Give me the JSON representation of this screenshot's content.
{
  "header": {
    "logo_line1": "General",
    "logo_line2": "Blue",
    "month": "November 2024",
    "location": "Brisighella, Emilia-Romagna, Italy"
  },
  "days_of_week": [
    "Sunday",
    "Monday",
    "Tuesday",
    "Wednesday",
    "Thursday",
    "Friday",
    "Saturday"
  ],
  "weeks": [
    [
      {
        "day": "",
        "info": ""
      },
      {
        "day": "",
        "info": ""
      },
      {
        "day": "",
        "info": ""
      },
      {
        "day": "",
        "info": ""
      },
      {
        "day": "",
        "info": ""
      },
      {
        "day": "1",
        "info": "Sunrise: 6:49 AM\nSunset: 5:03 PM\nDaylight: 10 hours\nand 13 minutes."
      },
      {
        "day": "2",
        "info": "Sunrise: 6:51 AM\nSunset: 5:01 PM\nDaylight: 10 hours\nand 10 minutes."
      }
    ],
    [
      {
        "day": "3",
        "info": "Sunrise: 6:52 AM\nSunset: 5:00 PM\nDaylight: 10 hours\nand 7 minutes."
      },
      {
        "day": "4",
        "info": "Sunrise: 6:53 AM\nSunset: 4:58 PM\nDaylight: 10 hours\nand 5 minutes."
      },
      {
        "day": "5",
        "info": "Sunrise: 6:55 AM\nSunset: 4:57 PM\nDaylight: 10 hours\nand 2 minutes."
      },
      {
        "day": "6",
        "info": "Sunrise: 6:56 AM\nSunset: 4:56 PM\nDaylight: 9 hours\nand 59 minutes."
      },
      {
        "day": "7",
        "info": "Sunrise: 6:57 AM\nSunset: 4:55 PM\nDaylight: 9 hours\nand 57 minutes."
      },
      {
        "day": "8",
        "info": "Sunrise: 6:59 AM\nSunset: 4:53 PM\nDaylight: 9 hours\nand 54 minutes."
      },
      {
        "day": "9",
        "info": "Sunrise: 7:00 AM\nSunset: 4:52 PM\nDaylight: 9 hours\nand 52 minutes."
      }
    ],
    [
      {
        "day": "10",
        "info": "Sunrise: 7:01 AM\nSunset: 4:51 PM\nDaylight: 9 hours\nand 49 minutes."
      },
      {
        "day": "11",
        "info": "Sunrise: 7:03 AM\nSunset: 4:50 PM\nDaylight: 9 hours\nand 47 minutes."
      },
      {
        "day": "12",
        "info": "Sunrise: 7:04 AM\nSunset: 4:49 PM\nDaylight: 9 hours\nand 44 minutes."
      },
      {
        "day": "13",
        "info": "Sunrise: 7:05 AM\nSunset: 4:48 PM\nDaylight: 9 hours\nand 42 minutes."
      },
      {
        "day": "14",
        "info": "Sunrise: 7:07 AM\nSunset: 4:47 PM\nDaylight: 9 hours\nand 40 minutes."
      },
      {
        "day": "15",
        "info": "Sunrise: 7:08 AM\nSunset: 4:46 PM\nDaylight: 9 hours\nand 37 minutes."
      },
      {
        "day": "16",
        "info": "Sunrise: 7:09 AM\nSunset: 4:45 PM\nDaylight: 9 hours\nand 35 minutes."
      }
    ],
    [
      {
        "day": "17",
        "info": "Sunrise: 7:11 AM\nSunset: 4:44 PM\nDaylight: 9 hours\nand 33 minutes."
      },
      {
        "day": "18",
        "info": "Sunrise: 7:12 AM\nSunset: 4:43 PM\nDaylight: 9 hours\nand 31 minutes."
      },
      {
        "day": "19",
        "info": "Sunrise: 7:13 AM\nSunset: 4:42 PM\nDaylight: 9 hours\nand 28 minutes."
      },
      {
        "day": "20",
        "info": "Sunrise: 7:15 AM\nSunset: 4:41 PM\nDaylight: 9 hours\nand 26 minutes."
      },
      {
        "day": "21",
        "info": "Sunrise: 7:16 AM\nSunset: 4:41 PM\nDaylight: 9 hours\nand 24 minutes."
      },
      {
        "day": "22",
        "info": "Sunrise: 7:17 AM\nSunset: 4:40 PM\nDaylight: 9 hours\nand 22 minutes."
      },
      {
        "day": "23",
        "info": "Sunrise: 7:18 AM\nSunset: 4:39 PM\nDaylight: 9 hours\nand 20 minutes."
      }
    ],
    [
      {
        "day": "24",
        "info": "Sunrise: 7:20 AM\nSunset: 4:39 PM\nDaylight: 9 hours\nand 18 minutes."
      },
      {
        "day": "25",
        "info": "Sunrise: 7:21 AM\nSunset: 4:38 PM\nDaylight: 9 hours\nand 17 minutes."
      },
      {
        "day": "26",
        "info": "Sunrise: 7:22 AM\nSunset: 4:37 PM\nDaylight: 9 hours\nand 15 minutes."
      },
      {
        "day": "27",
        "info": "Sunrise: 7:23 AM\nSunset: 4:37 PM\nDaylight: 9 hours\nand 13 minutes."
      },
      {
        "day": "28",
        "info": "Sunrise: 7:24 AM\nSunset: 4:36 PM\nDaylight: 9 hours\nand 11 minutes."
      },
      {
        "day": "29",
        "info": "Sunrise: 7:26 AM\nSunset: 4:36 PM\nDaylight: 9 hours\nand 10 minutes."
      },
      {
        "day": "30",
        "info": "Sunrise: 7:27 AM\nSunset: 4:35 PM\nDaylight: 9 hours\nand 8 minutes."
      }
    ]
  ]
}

====================

→ **Your task**:
Would you copy out each line exactly as written?

→ **Result below**:
Give me the JSON representation of this screenshot's content.
{
  "header": {
    "logo_line1": "General",
    "logo_line2": "Blue",
    "month": "November 2024",
    "location": "Brisighella, Emilia-Romagna, Italy"
  },
  "days_of_week": [
    "Sunday",
    "Monday",
    "Tuesday",
    "Wednesday",
    "Thursday",
    "Friday",
    "Saturday"
  ],
  "weeks": [
    [
      {
        "day": "",
        "info": ""
      },
      {
        "day": "",
        "info": ""
      },
      {
        "day": "",
        "info": ""
      },
      {
        "day": "",
        "info": ""
      },
      {
        "day": "",
        "info": ""
      },
      {
        "day": "1",
        "info": "Sunrise: 6:49 AM\nSunset: 5:03 PM\nDaylight: 10 hours\nand 13 minutes."
      },
      {
        "day": "2",
        "info": "Sunrise: 6:51 AM\nSunset: 5:01 PM\nDaylight: 10 hours\nand 10 minutes."
      }
    ],
    [
      {
        "day": "3",
        "info": "Sunrise: 6:52 AM\nSunset: 5:00 PM\nDaylight: 10 hours\nand 7 minutes."
      },
      {
        "day": "4",
        "info": "Sunrise: 6:53 AM\nSunset: 4:58 PM\nDaylight: 10 hours\nand 5 minutes."
      },
      {
        "day": "5",
        "info": "Sunrise: 6:55 AM\nSunset: 4:57 PM\nDaylight: 10 hours\nand 2 minutes."
      },
      {
        "day": "6",
        "info": "Sunrise: 6:56 AM\nSunset: 4:56 PM\nDaylight: 9 hours\nand 59 minutes."
      },
      {
        "day": "7",
        "info": "Sunrise: 6:57 AM\nSunset: 4:55 PM\nDaylight: 9 hours\nand 57 minutes."
      },
      {
        "day": "8",
        "info": "Sunrise: 6:59 AM\nSunset: 4:53 PM\nDaylight: 9 hours\nand 54 minutes."
      },
      {
        "day": "9",
        "info": "Sunrise: 7:00 AM\nSunset: 4:52 PM\nDaylight: 9 hours\nand 52 minutes."
      }
    ],
    [
      {
        "day": "10",
        "info": "Sunrise: 7:01 AM\nSunset: 4:51 PM\nDaylight: 9 hours\nand 49 minutes."
      },
      {
        "day": "11",
        "info": "Sunrise: 7:03 AM\nSunset: 4:50 PM\nDaylight: 9 hours\nand 47 minutes."
      },
      {
        "day": "12",
        "info": "Sunrise: 7:04 AM\nSunset: 4:49 PM\nDaylight: 9 hours\nand 44 minutes."
      },
      {
        "day": "13",
        "info": "Sunrise: 7:05 AM\nSunset: 4:48 PM\nDaylight: 9 hours\nand 42 minutes."
      },
      {
        "day": "14",
        "info": "Sunrise: 7:07 AM\nSunset: 4:47 PM\nDaylight: 9 hours\nand 40 minutes."
      },
      {
        "day": "15",
        "info": "Sunrise: 7:08 AM\nSunset: 4:46 PM\nDaylight: 9 hours\nand 37 minutes."
      },
      {
        "day": "16",
        "info": "Sunrise: 7:09 AM\nSunset: 4:45 PM\nDaylight: 9 hours\nand 35 minutes."
      }
    ],
    [
      {
        "day": "17",
        "info": "Sunrise: 7:11 AM\nSunset: 4:44 PM\nDaylight: 9 hours\nand 33 minutes."
      },
      {
        "day": "18",
        "info": "Sunrise: 7:12 AM\nSunset: 4:43 PM\nDaylight: 9 hours\nand 31 minutes."
      },
      {
        "day": "19",
        "info": "Sunrise: 7:13 AM\nSunset: 4:42 PM\nDaylight: 9 hours\nand 28 minutes."
      },
      {
        "day": "20",
        "info": "Sunrise: 7:15 AM\nSunset: 4:41 PM\nDaylight: 9 hours\nand 26 minutes."
      },
      {
        "day": "21",
        "info": "Sunrise: 7:16 AM\nSunset: 4:41 PM\nDaylight: 9 hours\nand 24 minutes."
      },
      {
        "day": "22",
        "info": "Sunrise: 7:17 AM\nSunset: 4:40 PM\nDaylight: 9 hours\nand 22 minutes."
      },
      {
        "day": "23",
        "info": "Sunrise: 7:18 AM\nSunset: 4:39 PM\nDaylight: 9 hours\nand 20 minutes."
      }
    ],
    [
      {
        "day": "24",
        "info": "Sunrise: 7:20 AM\nSunset: 4:39 PM\nDaylight: 9 hours\nand 18 minutes."
      },
      {
        "day": "25",
        "info": "Sunrise: 7:21 AM\nSunset: 4:38 PM\nDaylight: 9 hours\nand 17 minutes."
      },
      {
        "day": "26",
        "info": "Sunrise: 7:22 AM\nSunset: 4:37 PM\nDaylight: 9 hours\nand 15 minutes."
      },
      {
        "day": "27",
        "info": "Sunrise: 7:23 AM\nSunset: 4:37 PM\nDaylight: 9 hours\nand 13 minutes."
      },
      {
        "day": "28",
        "info": "Sunrise: 7:24 AM\nSunset: 4:36 PM\nDaylight: 9 hours\nand 11 minutes."
      },
      {
        "day": "29",
        "info": "Sunrise: 7:26 AM\nSunset: 4:36 PM\nDaylight: 9 hours\nand 10 minutes."
      },
      {
        "day": "30",
        "info": "Sunrise: 7:27 AM\nSunset: 4:35 PM\nDaylight: 9 hours\nand 8 minutes."
      }
    ]
  ]
}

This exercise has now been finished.